[Items listed in a dataset]
START
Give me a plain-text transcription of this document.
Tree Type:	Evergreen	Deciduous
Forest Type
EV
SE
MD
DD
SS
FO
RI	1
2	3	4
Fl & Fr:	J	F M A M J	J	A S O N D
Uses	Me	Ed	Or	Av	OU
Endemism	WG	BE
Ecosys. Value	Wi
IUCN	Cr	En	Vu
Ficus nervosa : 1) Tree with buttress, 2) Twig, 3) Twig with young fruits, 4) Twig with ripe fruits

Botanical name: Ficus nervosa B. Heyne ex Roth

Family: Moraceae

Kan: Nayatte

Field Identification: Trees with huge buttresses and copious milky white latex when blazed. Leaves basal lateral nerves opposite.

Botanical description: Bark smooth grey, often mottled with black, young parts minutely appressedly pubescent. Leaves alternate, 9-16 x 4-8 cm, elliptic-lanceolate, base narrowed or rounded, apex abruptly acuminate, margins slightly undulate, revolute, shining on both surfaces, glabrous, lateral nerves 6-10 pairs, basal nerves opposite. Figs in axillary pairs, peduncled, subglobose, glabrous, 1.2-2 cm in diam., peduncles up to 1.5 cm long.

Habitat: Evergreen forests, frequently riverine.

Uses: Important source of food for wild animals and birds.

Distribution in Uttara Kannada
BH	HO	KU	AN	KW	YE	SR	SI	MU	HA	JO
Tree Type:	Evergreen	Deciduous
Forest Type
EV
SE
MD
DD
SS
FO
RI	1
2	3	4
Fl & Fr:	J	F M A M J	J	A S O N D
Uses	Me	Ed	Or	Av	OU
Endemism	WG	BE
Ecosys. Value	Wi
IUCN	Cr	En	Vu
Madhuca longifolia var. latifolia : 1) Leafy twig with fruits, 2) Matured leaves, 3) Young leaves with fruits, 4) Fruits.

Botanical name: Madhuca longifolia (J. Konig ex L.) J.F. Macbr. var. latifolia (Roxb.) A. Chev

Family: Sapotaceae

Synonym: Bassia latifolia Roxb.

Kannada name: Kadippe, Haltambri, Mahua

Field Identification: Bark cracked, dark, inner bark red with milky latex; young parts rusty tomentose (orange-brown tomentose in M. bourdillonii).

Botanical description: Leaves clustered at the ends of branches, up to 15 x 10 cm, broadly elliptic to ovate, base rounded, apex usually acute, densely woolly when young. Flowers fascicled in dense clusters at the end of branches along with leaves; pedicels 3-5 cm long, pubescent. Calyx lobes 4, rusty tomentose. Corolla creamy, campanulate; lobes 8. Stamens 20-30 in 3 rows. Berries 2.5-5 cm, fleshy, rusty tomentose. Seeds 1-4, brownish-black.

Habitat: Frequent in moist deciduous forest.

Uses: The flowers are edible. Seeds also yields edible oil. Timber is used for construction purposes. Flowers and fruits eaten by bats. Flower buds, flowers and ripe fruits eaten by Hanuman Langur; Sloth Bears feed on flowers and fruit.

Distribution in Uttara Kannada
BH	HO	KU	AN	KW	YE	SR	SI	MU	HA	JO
END
#### What you need to do:
Write the material out exactly, with nothing left out.

#### Exercise response:
Give me a plain-text transcription of this document.
Tree Type:	Evergreen	Deciduous
Forest Type
EV
SE
MD
DD
SS
FO
RI	1
2	3	4
Fl & Fr:	J	F M A M J	J	A S O N D
Uses	Me	Ed	Or	Av	OU
Endemism	WG	BE
Ecosys. Value	Wi
IUCN	Cr	En	Vu
Ficus nervosa : 1) Tree with buttress, 2) Twig, 3) Twig with young fruits, 4) Twig with ripe fruits

Botanical name: Ficus nervosa B. Heyne ex Roth

Family: Moraceae

Kan: Nayatte

Field Identification: Trees with huge buttresses and copious milky white latex when blazed. Leaves basal lateral nerves opposite.

Botanical description: Bark smooth grey, often mottled with black, young parts minutely appressedly pubescent. Leaves alternate, 9-16 x 4-8 cm, elliptic-lanceolate, base narrowed or rounded, apex abruptly acuminate, margins slightly undulate, revolute, shining on both surfaces, glabrous, lateral nerves 6-10 pairs, basal nerves opposite. Figs in axillary pairs, peduncled, subglobose, glabrous, 1.2-2 cm in diam., peduncles up to 1.5 cm long.

Habitat: Evergreen forests, frequently riverine.

Uses: Important source of food for wild animals and birds.

Distribution in Uttara Kannada
BH	HO	KU	AN	KW	YE	SR	SI	MU	HA	JO
Tree Type:	Evergreen	Deciduous
Forest Type
EV
SE
MD
DD
SS
FO
RI	1
2	3	4
Fl & Fr:	J	F M A M J	J	A S O N D
Uses	Me	Ed	Or	Av	OU
Endemism	WG	BE
Ecosys. Value	Wi
IUCN	Cr	En	Vu
Madhuca longifolia var. latifolia : 1) Leafy twig with fruits, 2) Matured leaves, 3) Young leaves with fruits, 4) Fruits.

Botanical name: Madhuca longifolia (J. Konig ex L.) J.F. Macbr. var. latifolia (Roxb.) A. Chev

Family: Sapotaceae

Synonym: Bassia latifolia Roxb.

Kannada name: Kadippe, Haltambri, Mahua

Field Identification: Bark cracked, dark, inner bark red with milky latex; young parts rusty tomentose (orange-brown tomentose in M. bourdillonii).

Botanical description: Leaves clustered at the ends of branches, up to 15 x 10 cm, broadly elliptic to ovate, base rounded, apex usually acute, densely woolly when young. Flowers fascicled in dense clusters at the end of branches along with leaves; pedicels 3-5 cm long, pubescent. Calyx lobes 4, rusty tomentose. Corolla creamy, campanulate; lobes 8. Stamens 20-30 in 3 rows. Berries 2.5-5 cm, fleshy, rusty tomentose. Seeds 1-4, brownish-black.

Habitat: Frequent in moist deciduous forest.

Uses: The flowers are edible. Seeds also yields edible oil. Timber is used for construction purposes. Flowers and fruits eaten by bats. Flower buds, flowers and ripe fruits eaten by Hanuman Langur; Sloth Bears feed on flowers and fruit.

Distribution in Uttara Kannada
BH	HO	KU	AN	KW	YE	SR	SI	MU	HA	JO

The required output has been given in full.